• [Task data]

%%

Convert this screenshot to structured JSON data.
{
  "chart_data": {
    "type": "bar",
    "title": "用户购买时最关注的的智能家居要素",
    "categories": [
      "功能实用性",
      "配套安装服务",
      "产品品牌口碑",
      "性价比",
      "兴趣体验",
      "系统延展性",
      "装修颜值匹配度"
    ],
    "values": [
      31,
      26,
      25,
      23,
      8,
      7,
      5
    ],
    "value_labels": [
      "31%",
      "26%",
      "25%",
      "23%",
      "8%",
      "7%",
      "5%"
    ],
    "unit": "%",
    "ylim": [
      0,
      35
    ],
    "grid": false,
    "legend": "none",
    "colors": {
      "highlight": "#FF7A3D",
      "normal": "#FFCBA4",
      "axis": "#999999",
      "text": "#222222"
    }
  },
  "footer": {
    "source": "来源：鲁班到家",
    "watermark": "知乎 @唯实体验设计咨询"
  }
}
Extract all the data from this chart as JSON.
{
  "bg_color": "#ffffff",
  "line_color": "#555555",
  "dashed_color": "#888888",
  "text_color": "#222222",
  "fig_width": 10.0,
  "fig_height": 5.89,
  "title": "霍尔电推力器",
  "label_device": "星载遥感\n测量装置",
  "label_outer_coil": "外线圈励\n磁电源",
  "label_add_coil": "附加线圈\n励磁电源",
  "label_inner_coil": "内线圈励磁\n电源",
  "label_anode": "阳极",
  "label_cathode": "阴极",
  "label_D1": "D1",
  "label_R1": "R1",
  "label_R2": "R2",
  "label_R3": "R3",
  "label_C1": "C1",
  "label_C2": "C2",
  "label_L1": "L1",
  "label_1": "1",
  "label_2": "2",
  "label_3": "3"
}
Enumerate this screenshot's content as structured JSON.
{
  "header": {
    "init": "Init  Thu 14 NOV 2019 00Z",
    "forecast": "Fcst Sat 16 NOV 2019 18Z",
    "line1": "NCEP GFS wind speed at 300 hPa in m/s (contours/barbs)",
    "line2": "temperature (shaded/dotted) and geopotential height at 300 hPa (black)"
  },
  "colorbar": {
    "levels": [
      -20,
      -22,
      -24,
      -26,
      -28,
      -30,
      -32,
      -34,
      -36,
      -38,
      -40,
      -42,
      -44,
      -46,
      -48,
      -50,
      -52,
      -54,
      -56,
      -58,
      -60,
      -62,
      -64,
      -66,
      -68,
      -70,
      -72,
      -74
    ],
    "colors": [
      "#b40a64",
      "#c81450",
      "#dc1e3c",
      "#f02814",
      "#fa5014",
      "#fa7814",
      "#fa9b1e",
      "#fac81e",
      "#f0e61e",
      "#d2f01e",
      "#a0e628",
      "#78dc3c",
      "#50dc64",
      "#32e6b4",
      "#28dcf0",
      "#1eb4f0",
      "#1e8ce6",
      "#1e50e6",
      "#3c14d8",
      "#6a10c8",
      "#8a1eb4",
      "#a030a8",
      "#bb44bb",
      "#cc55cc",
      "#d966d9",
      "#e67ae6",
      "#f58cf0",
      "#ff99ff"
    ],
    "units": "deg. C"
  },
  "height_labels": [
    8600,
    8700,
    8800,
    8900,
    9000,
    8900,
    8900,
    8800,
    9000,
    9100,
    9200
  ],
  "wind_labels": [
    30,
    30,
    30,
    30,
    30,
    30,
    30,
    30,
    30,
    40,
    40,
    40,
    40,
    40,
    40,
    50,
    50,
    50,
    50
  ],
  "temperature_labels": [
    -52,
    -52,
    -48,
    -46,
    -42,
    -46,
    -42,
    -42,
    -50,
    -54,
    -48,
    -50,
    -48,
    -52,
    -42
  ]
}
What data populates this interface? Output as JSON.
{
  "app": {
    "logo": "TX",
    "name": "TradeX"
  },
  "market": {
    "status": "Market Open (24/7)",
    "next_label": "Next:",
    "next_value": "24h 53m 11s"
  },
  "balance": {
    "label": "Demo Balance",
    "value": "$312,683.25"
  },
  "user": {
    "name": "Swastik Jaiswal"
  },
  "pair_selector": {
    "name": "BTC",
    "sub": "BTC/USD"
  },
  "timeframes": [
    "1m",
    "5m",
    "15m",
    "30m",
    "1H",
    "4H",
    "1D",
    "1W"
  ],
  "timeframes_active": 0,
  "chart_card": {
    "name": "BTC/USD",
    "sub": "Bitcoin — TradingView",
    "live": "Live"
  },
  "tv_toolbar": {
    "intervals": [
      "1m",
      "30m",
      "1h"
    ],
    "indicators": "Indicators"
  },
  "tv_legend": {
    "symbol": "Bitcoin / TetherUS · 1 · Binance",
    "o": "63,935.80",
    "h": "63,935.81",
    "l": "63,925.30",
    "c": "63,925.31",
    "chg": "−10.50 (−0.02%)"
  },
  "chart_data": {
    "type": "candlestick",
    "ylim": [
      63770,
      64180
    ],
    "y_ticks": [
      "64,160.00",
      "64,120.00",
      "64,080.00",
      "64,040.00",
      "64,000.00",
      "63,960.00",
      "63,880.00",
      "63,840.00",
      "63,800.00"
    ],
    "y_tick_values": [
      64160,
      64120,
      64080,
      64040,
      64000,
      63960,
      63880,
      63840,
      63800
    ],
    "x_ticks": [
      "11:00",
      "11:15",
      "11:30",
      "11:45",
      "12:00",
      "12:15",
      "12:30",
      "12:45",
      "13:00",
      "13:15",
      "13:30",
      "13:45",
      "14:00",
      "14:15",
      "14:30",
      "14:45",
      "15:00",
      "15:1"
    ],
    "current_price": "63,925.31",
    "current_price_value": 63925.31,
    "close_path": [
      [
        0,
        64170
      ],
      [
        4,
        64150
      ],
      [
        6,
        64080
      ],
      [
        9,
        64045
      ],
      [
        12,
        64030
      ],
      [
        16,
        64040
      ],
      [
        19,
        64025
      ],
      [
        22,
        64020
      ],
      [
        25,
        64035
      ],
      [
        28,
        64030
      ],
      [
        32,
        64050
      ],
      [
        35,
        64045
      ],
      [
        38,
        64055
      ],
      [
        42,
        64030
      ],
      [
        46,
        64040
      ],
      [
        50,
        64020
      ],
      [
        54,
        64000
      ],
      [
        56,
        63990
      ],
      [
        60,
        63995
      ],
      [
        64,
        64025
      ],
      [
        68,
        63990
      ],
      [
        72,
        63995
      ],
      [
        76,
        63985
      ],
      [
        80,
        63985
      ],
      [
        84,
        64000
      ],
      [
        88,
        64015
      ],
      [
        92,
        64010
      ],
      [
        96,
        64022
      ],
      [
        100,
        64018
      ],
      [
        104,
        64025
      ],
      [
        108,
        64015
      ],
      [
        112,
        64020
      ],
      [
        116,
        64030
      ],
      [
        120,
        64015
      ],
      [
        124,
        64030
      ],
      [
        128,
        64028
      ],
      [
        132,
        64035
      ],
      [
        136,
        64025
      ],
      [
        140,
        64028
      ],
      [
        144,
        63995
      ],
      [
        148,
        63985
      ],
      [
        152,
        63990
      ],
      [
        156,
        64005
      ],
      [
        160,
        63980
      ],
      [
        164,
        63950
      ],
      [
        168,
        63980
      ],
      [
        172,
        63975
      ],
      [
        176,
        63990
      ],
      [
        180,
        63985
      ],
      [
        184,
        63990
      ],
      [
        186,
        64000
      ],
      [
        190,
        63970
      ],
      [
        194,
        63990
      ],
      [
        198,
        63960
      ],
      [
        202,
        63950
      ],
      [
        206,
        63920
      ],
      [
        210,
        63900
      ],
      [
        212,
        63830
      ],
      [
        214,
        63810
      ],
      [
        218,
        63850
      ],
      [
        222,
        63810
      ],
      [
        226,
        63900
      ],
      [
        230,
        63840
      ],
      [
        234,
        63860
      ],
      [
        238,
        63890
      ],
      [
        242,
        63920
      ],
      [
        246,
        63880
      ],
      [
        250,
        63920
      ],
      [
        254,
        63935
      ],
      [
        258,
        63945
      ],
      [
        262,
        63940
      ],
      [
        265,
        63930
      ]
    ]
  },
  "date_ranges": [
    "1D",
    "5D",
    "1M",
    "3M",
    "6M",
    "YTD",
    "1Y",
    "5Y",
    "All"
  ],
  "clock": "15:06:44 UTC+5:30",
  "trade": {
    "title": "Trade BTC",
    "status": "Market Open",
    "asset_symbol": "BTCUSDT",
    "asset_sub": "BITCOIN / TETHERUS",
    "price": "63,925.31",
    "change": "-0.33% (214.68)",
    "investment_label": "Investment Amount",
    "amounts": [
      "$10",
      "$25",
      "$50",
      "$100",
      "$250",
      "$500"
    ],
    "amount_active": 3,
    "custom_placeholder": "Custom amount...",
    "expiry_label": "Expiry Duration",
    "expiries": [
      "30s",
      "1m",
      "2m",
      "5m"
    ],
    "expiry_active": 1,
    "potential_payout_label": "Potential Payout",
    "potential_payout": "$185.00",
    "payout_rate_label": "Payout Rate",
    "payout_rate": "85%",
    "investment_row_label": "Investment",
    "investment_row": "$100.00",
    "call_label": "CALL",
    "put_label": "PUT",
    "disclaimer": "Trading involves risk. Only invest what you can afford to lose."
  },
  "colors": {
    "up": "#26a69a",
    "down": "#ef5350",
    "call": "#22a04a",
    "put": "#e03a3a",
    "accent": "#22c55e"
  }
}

%%

• [Problem to work on]
Find the lines above that include the string "screenshot" and copy them.

• [Right answer]
Convert this screenshot to structured JSON data.
Enumerate this screenshot's content as structured JSON.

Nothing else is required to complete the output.